**Your instructions**
Pull every line holding the string "thickness" from the records below.

## Begin

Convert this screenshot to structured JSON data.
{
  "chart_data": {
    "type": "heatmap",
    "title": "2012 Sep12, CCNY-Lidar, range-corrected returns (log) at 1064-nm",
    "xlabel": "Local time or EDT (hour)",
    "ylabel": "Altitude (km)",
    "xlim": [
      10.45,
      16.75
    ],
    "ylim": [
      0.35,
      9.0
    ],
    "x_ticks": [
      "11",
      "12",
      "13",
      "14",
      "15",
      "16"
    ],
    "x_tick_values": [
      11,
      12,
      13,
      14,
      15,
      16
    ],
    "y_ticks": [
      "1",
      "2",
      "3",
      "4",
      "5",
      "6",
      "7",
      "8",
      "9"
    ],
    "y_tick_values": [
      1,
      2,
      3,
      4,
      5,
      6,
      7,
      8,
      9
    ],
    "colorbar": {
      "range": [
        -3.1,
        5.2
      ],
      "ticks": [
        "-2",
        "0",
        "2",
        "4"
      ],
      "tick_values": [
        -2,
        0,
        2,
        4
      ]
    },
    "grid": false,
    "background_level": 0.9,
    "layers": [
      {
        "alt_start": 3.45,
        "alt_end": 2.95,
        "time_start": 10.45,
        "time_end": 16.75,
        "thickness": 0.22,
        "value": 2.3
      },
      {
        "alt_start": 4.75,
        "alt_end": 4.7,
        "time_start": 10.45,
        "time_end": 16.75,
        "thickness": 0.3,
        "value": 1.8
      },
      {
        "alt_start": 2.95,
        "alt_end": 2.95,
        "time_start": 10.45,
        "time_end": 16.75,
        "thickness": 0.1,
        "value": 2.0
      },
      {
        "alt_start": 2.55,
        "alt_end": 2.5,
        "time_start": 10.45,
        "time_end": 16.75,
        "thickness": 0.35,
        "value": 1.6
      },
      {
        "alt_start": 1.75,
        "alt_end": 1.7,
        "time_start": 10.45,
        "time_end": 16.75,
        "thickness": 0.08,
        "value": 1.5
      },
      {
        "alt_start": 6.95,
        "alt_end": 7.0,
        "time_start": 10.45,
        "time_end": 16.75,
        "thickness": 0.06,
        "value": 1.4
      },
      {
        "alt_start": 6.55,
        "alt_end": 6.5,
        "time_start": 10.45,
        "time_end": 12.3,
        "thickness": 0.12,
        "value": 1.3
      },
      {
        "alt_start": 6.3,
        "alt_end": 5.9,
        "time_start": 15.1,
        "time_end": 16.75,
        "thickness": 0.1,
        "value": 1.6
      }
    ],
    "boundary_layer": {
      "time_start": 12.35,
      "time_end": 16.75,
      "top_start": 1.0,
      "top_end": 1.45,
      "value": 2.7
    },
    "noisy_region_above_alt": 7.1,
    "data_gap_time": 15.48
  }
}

## End
## Begin

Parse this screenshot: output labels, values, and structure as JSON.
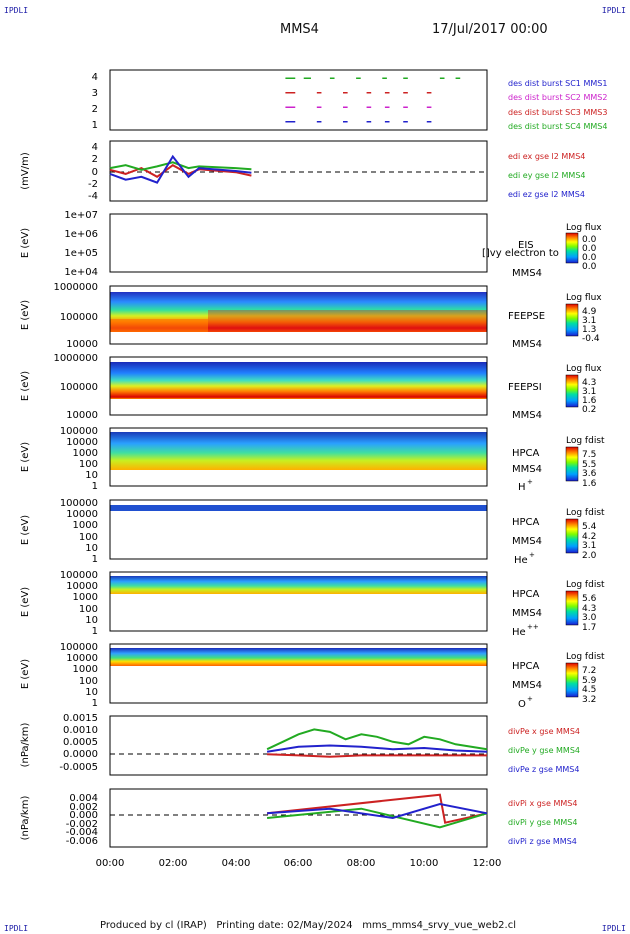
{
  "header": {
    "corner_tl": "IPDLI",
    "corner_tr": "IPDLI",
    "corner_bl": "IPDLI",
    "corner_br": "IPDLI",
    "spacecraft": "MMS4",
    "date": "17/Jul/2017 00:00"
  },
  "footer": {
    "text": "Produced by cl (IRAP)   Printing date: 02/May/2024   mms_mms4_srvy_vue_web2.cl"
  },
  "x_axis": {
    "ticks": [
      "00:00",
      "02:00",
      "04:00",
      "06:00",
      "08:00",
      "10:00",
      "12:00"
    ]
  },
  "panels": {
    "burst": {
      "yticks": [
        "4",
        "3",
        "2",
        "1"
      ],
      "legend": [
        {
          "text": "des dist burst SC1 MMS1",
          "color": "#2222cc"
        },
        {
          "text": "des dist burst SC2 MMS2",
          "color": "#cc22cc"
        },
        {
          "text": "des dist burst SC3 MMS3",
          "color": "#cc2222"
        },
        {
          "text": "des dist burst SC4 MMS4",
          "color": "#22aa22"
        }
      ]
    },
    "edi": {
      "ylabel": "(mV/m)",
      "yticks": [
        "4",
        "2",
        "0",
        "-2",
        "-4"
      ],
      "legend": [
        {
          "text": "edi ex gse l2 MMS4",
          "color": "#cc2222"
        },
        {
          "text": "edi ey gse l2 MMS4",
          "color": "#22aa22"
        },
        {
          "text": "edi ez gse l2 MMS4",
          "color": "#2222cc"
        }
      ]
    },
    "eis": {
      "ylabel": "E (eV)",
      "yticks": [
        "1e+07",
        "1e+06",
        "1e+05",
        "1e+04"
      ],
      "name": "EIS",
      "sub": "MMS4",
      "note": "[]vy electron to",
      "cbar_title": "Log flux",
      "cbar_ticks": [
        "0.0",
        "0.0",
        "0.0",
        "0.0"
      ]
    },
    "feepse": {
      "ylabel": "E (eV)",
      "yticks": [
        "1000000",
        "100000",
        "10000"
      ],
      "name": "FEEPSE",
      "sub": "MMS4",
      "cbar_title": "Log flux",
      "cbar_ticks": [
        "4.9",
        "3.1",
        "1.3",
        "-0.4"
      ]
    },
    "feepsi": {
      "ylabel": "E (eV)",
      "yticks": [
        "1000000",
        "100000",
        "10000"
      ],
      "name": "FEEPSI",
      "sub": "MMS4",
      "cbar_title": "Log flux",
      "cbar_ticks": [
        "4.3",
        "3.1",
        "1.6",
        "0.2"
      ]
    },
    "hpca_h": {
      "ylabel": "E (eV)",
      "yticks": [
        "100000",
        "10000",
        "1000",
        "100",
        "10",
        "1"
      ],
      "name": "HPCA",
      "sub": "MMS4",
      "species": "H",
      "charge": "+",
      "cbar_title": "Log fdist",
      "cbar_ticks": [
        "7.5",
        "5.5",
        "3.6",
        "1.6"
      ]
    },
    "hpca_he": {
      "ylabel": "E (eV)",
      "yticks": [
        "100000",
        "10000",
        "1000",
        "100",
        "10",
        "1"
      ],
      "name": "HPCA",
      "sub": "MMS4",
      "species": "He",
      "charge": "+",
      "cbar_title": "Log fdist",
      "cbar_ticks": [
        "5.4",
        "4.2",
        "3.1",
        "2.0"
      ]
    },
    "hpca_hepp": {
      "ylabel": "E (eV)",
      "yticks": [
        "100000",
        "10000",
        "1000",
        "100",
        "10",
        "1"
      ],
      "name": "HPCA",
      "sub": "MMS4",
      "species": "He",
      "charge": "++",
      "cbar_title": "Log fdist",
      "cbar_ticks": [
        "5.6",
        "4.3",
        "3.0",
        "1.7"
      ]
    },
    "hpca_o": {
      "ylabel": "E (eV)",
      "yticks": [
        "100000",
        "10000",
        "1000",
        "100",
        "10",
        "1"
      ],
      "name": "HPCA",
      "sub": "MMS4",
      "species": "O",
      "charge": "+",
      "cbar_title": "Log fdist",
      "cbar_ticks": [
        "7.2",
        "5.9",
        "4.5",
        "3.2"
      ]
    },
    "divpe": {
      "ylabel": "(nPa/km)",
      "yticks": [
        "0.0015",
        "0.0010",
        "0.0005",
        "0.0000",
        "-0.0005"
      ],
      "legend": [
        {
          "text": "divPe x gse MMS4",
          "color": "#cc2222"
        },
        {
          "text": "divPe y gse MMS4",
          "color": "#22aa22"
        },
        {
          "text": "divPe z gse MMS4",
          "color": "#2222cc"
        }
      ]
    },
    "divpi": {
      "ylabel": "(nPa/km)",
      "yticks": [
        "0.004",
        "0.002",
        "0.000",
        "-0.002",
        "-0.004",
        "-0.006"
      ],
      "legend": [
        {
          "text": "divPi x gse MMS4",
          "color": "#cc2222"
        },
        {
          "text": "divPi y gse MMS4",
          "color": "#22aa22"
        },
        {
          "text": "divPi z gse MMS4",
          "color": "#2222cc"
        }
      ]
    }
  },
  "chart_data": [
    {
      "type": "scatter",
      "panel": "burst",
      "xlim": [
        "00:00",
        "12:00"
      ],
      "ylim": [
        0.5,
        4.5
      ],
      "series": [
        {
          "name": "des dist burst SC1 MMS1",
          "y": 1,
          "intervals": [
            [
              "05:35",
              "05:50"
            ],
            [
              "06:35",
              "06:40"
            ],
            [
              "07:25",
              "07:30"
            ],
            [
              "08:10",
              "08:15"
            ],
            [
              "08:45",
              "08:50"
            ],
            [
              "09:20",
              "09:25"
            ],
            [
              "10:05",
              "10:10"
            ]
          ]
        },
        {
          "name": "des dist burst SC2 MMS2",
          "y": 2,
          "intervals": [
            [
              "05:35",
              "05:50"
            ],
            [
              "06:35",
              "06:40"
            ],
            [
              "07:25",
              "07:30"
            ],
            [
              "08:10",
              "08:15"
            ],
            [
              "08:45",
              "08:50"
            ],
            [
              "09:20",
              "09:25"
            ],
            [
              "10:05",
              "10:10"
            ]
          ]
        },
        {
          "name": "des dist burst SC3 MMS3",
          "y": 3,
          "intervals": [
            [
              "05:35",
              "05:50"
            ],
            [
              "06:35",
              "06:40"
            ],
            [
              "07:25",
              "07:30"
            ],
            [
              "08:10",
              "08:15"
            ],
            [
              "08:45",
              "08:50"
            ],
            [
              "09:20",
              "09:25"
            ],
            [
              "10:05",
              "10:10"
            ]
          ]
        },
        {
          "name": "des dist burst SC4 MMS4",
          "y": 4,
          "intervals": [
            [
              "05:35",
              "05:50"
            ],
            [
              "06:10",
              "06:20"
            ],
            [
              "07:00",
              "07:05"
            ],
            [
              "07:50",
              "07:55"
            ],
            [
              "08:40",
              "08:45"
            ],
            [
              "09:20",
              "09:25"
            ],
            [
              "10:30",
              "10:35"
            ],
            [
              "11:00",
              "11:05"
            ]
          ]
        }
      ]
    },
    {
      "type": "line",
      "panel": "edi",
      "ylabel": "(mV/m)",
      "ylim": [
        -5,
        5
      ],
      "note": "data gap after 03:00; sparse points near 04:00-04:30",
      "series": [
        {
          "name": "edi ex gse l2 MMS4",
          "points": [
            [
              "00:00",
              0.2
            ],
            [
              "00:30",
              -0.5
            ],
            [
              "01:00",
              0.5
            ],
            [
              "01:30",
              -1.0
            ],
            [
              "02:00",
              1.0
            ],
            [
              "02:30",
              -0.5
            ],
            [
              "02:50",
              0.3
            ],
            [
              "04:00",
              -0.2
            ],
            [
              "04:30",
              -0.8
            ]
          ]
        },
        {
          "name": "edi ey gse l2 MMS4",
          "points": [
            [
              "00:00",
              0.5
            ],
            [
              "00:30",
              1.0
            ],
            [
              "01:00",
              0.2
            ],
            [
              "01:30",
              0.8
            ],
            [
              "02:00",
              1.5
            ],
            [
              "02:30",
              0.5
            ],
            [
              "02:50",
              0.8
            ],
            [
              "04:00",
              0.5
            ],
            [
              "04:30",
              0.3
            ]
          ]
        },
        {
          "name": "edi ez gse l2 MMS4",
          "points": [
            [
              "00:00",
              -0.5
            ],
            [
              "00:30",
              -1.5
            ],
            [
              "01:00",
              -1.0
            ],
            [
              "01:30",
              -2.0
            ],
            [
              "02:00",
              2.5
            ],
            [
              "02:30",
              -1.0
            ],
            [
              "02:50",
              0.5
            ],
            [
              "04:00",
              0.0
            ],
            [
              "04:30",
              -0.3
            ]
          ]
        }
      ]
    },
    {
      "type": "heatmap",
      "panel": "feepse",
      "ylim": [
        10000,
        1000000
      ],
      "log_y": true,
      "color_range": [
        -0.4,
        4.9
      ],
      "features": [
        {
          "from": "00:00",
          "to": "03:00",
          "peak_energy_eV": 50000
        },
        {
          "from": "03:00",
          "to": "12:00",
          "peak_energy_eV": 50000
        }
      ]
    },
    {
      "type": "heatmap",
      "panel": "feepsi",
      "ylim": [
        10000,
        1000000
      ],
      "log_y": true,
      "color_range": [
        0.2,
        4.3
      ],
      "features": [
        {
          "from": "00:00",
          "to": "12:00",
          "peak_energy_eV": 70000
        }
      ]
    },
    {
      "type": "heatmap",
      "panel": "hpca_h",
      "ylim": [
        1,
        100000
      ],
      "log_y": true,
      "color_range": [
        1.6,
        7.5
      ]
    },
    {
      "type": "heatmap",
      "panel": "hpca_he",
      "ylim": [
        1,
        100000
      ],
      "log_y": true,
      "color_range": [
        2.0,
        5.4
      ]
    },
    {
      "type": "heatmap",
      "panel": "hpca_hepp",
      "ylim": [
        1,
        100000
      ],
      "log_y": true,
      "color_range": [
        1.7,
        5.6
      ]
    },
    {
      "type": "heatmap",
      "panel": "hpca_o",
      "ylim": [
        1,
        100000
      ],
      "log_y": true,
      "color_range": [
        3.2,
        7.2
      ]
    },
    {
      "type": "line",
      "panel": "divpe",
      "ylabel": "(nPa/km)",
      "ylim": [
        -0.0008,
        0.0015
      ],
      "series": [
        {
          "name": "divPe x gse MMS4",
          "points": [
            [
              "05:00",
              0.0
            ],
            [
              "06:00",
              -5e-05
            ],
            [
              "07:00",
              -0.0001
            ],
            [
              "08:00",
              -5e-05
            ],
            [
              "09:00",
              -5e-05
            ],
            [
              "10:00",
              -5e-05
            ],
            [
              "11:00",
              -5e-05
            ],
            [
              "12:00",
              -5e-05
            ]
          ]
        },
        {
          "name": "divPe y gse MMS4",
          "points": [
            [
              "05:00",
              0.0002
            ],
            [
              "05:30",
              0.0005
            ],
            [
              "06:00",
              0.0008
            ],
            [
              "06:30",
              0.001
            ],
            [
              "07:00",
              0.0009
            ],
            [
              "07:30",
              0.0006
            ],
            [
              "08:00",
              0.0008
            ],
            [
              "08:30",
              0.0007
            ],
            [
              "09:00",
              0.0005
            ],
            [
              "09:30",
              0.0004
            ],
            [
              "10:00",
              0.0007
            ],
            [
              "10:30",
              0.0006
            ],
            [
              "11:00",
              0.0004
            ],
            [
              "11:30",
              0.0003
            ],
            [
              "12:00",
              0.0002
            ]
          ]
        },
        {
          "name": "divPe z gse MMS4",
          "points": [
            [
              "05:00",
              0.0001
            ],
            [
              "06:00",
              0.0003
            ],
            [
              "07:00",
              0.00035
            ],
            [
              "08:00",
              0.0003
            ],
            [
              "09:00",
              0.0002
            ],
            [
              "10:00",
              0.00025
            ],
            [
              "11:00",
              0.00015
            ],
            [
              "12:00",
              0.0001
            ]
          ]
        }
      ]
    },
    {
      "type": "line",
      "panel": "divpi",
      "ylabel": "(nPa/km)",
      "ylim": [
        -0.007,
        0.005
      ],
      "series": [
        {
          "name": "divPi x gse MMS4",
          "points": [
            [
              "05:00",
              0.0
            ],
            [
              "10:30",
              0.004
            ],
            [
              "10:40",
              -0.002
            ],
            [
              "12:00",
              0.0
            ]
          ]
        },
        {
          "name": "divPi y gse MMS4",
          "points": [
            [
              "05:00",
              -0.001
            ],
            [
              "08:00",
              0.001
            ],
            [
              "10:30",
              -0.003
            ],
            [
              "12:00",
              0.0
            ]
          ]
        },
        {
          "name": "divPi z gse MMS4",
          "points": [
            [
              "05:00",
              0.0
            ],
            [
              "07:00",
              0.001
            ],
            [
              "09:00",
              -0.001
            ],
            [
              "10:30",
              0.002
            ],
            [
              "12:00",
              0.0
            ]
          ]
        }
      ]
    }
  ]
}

## End
## Begin

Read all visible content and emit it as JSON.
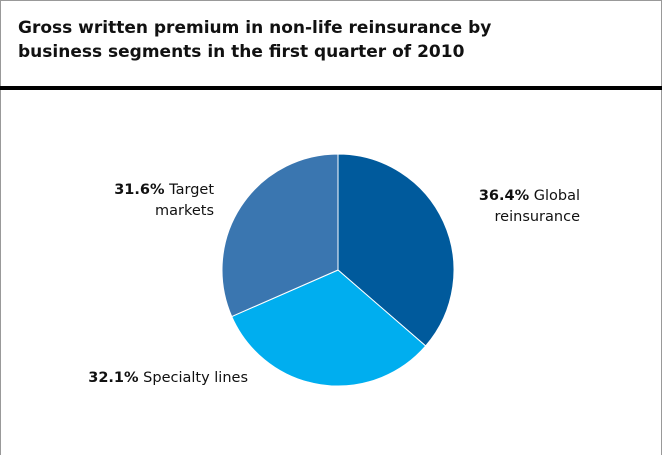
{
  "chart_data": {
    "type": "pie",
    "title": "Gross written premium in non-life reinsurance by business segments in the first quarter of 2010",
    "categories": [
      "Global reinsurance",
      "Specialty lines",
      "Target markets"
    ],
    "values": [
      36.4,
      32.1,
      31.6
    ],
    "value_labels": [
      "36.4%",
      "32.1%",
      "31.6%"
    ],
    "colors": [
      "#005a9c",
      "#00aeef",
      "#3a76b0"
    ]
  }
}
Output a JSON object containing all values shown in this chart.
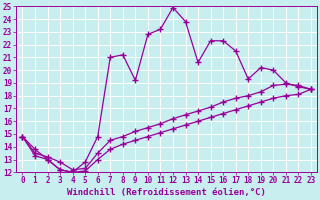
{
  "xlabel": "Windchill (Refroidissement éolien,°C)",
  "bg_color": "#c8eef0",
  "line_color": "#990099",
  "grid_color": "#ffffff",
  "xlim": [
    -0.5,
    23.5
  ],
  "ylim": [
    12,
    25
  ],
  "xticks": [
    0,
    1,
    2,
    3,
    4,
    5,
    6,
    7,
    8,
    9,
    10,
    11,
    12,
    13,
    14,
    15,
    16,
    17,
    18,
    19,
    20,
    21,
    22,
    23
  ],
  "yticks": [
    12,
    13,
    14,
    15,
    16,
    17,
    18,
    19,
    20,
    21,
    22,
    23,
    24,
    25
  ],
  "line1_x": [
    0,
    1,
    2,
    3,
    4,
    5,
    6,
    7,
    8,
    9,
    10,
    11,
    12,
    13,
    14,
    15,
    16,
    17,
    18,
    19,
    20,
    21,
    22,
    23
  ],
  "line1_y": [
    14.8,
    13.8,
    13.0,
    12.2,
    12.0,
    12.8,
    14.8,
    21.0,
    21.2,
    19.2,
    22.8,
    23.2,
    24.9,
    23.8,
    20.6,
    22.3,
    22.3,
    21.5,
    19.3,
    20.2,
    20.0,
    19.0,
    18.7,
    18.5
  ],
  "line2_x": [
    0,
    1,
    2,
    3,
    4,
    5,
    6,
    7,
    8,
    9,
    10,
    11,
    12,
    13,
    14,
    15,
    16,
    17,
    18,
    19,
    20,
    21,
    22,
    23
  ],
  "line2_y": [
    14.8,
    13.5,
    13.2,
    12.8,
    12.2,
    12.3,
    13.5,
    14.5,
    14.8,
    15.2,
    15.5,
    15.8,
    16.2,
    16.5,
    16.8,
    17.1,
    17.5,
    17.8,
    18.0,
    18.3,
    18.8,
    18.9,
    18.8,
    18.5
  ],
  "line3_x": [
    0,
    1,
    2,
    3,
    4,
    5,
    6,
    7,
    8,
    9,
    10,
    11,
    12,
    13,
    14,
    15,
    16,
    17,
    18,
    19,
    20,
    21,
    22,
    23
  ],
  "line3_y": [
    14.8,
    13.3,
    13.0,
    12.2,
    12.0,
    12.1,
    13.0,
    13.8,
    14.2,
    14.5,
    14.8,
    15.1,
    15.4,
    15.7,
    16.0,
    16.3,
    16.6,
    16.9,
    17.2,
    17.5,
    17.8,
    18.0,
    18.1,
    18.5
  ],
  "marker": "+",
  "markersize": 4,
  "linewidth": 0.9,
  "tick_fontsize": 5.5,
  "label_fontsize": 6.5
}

## End

**Response below**
        "thickness": 0.22,
        "thickness": 0.3,
        "thickness": 0.1,
        "thickness": 0.35,
        "thickness": 0.08,
        "thickness": 0.06,
        "thickness": 0.12,
        "thickness": 0.1,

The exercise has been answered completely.